begin

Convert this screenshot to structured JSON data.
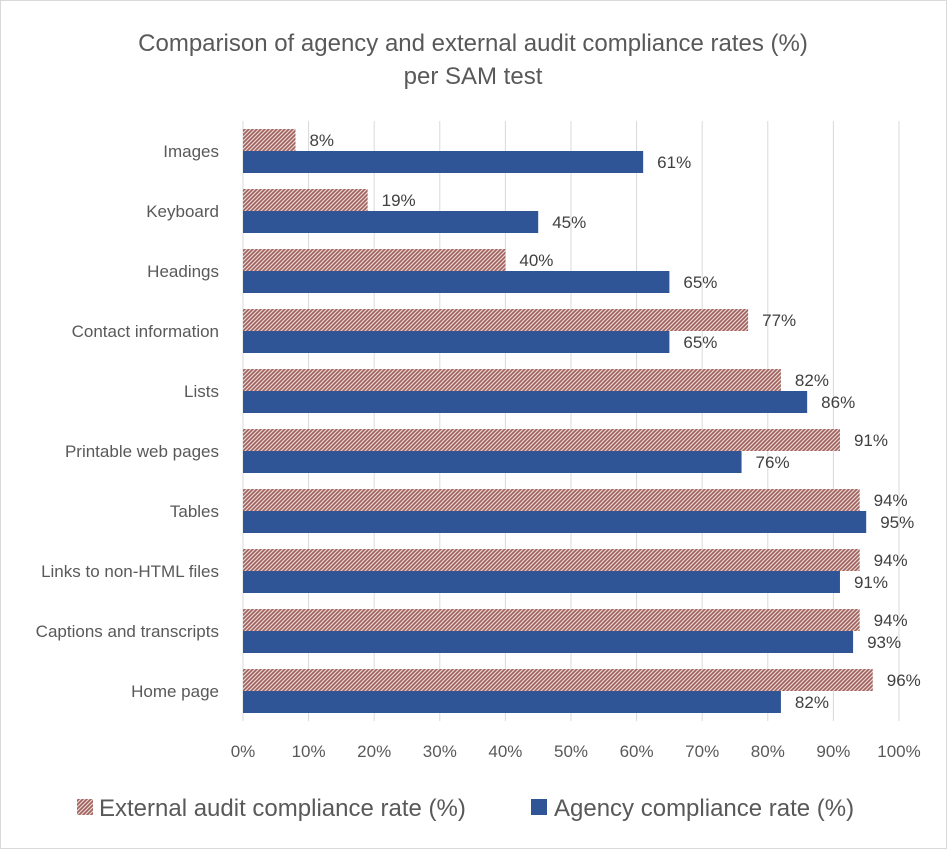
{
  "chart_data": {
    "type": "bar",
    "orientation": "horizontal",
    "title": [
      "Comparison of agency and external audit compliance rates (%)",
      "per SAM test"
    ],
    "categories": [
      "Images",
      "Keyboard",
      "Headings",
      "Contact information",
      "Lists",
      "Printable web pages",
      "Tables",
      "Links to non-HTML files",
      "Captions and transcripts",
      "Home page"
    ],
    "series": [
      {
        "name": "External audit compliance rate (%)",
        "values": [
          8,
          19,
          40,
          77,
          82,
          91,
          94,
          94,
          94,
          96
        ],
        "labels": [
          "8%",
          "19%",
          "40%",
          "77%",
          "82%",
          "91%",
          "94%",
          "94%",
          "94%",
          "96%"
        ],
        "color": "#9e5f5a",
        "pattern": "diagonal-hatch"
      },
      {
        "name": "Agency compliance rate (%)",
        "values": [
          61,
          45,
          65,
          65,
          86,
          76,
          95,
          91,
          93,
          82
        ],
        "labels": [
          "61%",
          "45%",
          "65%",
          "65%",
          "86%",
          "76%",
          "95%",
          "91%",
          "93%",
          "82%"
        ],
        "color": "#2f5597"
      }
    ],
    "xlim": [
      0,
      100
    ],
    "xticks": [
      "0%",
      "10%",
      "20%",
      "30%",
      "40%",
      "50%",
      "60%",
      "70%",
      "80%",
      "90%",
      "100%"
    ],
    "grid": "vertical",
    "legend": "bottom"
  }
}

end

> **Objective**: Repeat each line of the records above exactly, but do not copy the pictures.

> **Finished answer**:
Convert this screenshot to structured JSON data.
{
  "chart_data": {
    "type": "bar",
    "orientation": "horizontal",
    "title": [
      "Comparison of agency and external audit compliance rates (%)",
      "per SAM test"
    ],
    "categories": [
      "Images",
      "Keyboard",
      "Headings",
      "Contact information",
      "Lists",
      "Printable web pages",
      "Tables",
      "Links to non-HTML files",
      "Captions and transcripts",
      "Home page"
    ],
    "series": [
      {
        "name": "External audit compliance rate (%)",
        "values": [
          8,
          19,
          40,
          77,
          82,
          91,
          94,
          94,
          94,
          96
        ],
        "labels": [
          "8%",
          "19%",
          "40%",
          "77%",
          "82%",
          "91%",
          "94%",
          "94%",
          "94%",
          "96%"
        ],
        "color": "#9e5f5a",
        "pattern": "diagonal-hatch"
      },
      {
        "name": "Agency compliance rate (%)",
        "values": [
          61,
          45,
          65,
          65,
          86,
          76,
          95,
          91,
          93,
          82
        ],
        "labels": [
          "61%",
          "45%",
          "65%",
          "65%",
          "86%",
          "76%",
          "95%",
          "91%",
          "93%",
          "82%"
        ],
        "color": "#2f5597"
      }
    ],
    "xlim": [
      0,
      100
    ],
    "xticks": [
      "0%",
      "10%",
      "20%",
      "30%",
      "40%",
      "50%",
      "60%",
      "70%",
      "80%",
      "90%",
      "100%"
    ],
    "grid": "vertical",
    "legend": "bottom"
  }
}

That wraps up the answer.